PASSAGE PROVIDED
>>>>

Top 10 Obstacles All Forex Traders Will Face
Forex Trading is one of the most difficult things someone can attempt to master.
Sooner or later in your trading journey, there will be certain obstacles and challenge you will need to overcome.
These obstacles are things all successful and consistent traders had to go through and work through at some point.
Knowing what some of these obstacles are and what to expect from them might help new traders when they encounter them.
In this article, we will take a closer look at the 10 most important obstacles all traders will face eventually.
This is the biggest one of all of them! For this reason, we will spend some more time on this one.
There is no other obstacle which has the ability to wreak such havoc on a trader’s mind and trading like emotions can.
We are emotional beings. Emotions are an essential part of what makes us human. All of our daily decisions are intertwined with emotions.
It is this dependence on emotions that can cause traders to make terrible trading decisions.
One of the most influential emotions in trading is FEAR.
Fear in trading is not the same as being fearful of spiders or snakes or heights. The Fear we are alluding to in trading goes far deeper than a mere superficial fright.
Fear in trading can take many different shapes and forms. When traders experience streaks of losing trades the fear of losing will eventually kick in.
When a perfectly good and acceptable trade presents itself, the trader now starts to find excuses not to trade.
The fear of failure is another big one.
Having a fear of losing trades will cause all sorts of issues. This normally causes traders to exit losing trades too late and cutting winners too soon.

<<<<

DIRECTIVE 1
Can you echo the records from their first line up to and including the line with "series-line-a-S0 xyxy=(95,152,1272,929)"?
The article and the records were drawn from separate sources.

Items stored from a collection
>>>>

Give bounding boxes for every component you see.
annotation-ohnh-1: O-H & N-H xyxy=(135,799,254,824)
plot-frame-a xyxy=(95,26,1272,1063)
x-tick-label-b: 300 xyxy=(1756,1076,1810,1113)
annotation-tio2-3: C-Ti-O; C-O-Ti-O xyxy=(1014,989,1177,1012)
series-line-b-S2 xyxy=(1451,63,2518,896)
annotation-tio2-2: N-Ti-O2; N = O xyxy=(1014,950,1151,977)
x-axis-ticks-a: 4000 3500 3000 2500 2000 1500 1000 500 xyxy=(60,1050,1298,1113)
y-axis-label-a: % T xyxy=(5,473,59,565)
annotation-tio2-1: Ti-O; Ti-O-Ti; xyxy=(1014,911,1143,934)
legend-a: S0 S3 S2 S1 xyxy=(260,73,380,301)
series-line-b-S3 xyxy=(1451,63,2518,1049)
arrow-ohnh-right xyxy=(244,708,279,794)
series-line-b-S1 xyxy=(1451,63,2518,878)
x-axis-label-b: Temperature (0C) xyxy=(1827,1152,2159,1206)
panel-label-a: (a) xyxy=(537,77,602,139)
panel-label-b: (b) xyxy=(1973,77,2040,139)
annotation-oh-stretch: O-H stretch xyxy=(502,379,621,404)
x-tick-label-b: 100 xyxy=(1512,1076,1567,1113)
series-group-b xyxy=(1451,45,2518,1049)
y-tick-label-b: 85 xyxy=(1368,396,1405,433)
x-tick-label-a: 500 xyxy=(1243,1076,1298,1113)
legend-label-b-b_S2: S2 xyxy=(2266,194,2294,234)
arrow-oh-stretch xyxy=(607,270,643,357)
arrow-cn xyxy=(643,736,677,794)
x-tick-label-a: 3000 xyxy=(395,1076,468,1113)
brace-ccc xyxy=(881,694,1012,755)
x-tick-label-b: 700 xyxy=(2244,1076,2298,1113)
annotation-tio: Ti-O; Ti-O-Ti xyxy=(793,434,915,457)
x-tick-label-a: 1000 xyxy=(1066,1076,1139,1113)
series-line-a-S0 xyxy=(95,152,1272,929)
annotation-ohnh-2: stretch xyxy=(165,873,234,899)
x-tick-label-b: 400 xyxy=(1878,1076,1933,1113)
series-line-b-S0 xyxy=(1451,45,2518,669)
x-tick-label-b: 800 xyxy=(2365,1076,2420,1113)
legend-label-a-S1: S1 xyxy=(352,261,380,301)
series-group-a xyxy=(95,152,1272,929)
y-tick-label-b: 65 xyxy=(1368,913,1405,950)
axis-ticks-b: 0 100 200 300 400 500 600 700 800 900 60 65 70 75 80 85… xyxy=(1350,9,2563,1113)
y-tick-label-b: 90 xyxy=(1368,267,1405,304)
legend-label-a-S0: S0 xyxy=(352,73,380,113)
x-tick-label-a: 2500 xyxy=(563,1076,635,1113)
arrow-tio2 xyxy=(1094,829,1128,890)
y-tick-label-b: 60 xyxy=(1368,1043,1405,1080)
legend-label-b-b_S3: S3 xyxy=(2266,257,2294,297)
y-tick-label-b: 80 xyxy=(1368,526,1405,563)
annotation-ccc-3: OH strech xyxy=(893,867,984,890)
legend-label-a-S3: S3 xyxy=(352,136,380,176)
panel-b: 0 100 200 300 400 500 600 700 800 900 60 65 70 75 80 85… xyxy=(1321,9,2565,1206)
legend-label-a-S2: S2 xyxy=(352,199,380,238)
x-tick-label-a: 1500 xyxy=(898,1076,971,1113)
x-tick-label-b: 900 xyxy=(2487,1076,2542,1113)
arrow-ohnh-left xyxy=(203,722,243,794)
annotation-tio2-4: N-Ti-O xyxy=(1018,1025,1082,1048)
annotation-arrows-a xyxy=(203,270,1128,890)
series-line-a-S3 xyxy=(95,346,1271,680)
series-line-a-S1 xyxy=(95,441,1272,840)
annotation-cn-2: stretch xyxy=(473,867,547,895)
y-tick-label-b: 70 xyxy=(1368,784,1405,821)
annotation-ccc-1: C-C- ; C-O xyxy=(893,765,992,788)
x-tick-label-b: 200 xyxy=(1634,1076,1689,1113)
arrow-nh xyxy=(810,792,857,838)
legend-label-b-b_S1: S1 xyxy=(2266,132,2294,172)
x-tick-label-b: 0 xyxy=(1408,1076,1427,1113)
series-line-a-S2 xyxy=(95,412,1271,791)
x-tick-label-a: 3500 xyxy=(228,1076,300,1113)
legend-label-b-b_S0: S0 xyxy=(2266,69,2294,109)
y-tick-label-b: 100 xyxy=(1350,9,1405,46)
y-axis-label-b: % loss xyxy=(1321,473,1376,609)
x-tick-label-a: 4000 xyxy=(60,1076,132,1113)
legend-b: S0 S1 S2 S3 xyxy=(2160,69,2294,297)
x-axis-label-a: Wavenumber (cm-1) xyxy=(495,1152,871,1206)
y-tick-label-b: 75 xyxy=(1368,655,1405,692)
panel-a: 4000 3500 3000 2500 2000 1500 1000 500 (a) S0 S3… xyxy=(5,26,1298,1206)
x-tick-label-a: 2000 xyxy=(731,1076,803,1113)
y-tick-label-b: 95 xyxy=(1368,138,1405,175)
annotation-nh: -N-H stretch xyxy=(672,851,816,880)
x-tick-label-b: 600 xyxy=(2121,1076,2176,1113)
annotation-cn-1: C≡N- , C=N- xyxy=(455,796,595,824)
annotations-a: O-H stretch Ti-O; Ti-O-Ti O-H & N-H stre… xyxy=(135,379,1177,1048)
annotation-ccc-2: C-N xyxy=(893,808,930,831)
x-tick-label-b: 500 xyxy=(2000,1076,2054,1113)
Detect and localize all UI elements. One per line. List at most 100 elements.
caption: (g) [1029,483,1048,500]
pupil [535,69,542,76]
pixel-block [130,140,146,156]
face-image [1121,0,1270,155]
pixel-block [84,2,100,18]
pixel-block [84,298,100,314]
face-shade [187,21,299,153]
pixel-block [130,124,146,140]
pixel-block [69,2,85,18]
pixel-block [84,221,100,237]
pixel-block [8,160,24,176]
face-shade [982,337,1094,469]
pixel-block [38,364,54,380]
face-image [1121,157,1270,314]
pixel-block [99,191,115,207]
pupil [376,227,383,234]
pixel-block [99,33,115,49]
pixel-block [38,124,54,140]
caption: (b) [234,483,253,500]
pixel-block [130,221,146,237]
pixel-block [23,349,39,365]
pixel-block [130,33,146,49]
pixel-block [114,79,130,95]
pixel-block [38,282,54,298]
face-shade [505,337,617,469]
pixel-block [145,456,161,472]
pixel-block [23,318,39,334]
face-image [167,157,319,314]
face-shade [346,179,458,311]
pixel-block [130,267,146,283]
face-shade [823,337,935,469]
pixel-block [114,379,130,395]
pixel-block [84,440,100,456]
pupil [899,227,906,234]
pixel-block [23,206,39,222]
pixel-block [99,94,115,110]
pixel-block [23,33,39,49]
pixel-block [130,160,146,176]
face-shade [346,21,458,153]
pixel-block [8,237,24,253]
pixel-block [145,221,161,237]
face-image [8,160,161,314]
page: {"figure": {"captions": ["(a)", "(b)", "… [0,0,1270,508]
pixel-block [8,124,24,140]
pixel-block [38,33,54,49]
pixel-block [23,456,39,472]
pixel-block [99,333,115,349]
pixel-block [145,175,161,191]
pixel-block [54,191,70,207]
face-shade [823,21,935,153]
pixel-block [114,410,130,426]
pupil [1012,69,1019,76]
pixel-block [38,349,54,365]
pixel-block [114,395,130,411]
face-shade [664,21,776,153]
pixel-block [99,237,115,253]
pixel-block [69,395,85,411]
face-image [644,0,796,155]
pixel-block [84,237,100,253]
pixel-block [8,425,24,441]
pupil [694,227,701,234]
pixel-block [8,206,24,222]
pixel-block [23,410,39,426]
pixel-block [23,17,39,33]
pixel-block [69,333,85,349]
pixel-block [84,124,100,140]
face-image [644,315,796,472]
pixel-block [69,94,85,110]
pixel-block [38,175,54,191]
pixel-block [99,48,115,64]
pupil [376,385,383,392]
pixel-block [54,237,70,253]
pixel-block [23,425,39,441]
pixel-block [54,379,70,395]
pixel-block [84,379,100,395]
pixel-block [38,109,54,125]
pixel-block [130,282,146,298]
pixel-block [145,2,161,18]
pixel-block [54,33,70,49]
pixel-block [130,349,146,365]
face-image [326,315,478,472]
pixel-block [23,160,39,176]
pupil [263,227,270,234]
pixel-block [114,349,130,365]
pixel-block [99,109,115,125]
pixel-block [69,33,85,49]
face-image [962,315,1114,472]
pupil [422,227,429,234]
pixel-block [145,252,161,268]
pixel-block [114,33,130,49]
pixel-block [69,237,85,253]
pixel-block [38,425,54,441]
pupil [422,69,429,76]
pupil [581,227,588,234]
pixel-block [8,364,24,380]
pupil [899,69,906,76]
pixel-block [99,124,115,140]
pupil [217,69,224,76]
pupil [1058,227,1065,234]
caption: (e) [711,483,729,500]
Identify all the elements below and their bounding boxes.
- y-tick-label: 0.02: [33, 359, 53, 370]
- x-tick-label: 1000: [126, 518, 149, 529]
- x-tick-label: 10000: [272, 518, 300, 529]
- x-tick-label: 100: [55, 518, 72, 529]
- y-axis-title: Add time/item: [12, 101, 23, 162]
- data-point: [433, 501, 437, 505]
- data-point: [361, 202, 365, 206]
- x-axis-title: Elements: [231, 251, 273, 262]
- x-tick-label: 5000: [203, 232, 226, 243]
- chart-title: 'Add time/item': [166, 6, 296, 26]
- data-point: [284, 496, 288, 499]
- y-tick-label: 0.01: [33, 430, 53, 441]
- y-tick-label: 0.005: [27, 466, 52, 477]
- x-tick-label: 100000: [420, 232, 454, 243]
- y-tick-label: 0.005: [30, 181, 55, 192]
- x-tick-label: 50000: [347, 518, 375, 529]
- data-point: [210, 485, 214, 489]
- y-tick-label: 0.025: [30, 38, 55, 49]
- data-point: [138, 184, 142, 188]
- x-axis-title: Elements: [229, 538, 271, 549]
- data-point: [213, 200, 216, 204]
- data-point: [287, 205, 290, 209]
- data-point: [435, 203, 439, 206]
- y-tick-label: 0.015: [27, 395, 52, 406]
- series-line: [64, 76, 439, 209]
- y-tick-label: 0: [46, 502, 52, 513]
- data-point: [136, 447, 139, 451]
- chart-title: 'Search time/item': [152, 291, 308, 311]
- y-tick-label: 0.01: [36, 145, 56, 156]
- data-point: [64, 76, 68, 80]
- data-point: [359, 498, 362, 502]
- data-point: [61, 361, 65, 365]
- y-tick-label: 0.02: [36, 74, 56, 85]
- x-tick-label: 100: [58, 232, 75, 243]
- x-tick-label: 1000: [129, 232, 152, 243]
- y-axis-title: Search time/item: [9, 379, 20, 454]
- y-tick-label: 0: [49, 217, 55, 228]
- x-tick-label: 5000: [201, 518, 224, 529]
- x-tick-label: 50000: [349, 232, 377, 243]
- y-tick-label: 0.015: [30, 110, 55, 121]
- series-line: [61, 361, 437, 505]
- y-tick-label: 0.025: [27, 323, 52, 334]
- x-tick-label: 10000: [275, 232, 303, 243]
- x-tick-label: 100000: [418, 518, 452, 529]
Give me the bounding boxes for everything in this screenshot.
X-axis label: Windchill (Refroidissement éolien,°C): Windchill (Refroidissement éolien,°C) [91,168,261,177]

<<<<

DIRECTIVE 2
Which everyday things does the forex obstacles article name as objects of ordinary fear, unlike fear in trading?

SOLUTION 1
Give bounding boxes for every component you see.
annotation-ohnh-1: O-H & N-H xyxy=(135,799,254,824)
plot-frame-a xyxy=(95,26,1272,1063)
x-tick-label-b: 300 xyxy=(1756,1076,1810,1113)
annotation-tio2-3: C-Ti-O; C-O-Ti-O xyxy=(1014,989,1177,1012)
series-line-b-S2 xyxy=(1451,63,2518,896)
annotation-tio2-2: N-Ti-O2; N = O xyxy=(1014,950,1151,977)
x-axis-ticks-a: 4000 3500 3000 2500 2000 1500 1000 500 xyxy=(60,1050,1298,1113)
y-axis-label-a: % T xyxy=(5,473,59,565)
annotation-tio2-1: Ti-O; Ti-O-Ti; xyxy=(1014,911,1143,934)
legend-a: S0 S3 S2 S1 xyxy=(260,73,380,301)
series-line-b-S3 xyxy=(1451,63,2518,1049)
arrow-ohnh-right xyxy=(244,708,279,794)
series-line-b-S1 xyxy=(1451,63,2518,878)
x-axis-label-b: Temperature (0C) xyxy=(1827,1152,2159,1206)
panel-label-a: (a) xyxy=(537,77,602,139)
panel-label-b: (b) xyxy=(1973,77,2040,139)
annotation-oh-stretch: O-H stretch xyxy=(502,379,621,404)
x-tick-label-b: 100 xyxy=(1512,1076,1567,1113)
series-group-b xyxy=(1451,45,2518,1049)
y-tick-label-b: 85 xyxy=(1368,396,1405,433)
x-tick-label-a: 500 xyxy=(1243,1076,1298,1113)
legend-label-b-b_S2: S2 xyxy=(2266,194,2294,234)
arrow-oh-stretch xyxy=(607,270,643,357)
arrow-cn xyxy=(643,736,677,794)
x-tick-label-a: 3000 xyxy=(395,1076,468,1113)
brace-ccc xyxy=(881,694,1012,755)
x-tick-label-b: 700 xyxy=(2244,1076,2298,1113)
annotation-tio: Ti-O; Ti-O-Ti xyxy=(793,434,915,457)
x-tick-label-a: 1000 xyxy=(1066,1076,1139,1113)
series-line-a-S0 xyxy=(95,152,1272,929)

SOLUTION 2
Spiders, snakes, heights